[Task brief]: Set down the whole listing verbatim.

Source records
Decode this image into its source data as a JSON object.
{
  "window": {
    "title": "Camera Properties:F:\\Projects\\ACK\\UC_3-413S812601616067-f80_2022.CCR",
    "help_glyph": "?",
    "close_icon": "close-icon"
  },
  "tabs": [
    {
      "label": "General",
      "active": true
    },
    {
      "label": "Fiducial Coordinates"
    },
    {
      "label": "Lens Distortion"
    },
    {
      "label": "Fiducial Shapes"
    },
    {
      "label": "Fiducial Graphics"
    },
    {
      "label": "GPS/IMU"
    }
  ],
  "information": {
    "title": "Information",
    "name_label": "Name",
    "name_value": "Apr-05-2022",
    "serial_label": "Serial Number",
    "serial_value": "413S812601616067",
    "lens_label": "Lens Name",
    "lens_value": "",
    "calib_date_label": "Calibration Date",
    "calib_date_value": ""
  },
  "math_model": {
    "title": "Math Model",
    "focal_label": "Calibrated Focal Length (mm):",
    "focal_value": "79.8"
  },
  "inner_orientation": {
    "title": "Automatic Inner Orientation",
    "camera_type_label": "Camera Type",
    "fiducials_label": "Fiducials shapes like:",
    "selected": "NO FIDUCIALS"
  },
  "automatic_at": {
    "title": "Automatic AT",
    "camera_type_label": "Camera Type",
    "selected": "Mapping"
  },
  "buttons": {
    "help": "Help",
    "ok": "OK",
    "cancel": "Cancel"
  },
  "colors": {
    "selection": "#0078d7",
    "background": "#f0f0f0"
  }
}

[Exercise answer]:
Decode this image into its source data as a JSON object.
{
  "window": {
    "title": "Camera Properties:F:\\Projects\\ACK\\UC_3-413S812601616067-f80_2022.CCR",
    "help_glyph": "?",
    "close_icon": "close-icon"
  },
  "tabs": [
    {
      "label": "General",
      "active": true
    },
    {
      "label": "Fiducial Coordinates"
    },
    {
      "label": "Lens Distortion"
    },
    {
      "label": "Fiducial Shapes"
    },
    {
      "label": "Fiducial Graphics"
    },
    {
      "label": "GPS/IMU"
    }
  ],
  "information": {
    "title": "Information",
    "name_label": "Name",
    "name_value": "Apr-05-2022",
    "serial_label": "Serial Number",
    "serial_value": "413S812601616067",
    "lens_label": "Lens Name",
    "lens_value": "",
    "calib_date_label": "Calibration Date",
    "calib_date_value": ""
  },
  "math_model": {
    "title": "Math Model",
    "focal_label": "Calibrated Focal Length (mm):",
    "focal_value": "79.8"
  },
  "inner_orientation": {
    "title": "Automatic Inner Orientation",
    "camera_type_label": "Camera Type",
    "fiducials_label": "Fiducials shapes like:",
    "selected": "NO FIDUCIALS"
  },
  "automatic_at": {
    "title": "Automatic AT",
    "camera_type_label": "Camera Type",
    "selected": "Mapping"
  },
  "buttons": {
    "help": "Help",
    "ok": "OK",
    "cancel": "Cancel"
  },
  "colors": {
    "selection": "#0078d7",
    "background": "#f0f0f0"
  }
}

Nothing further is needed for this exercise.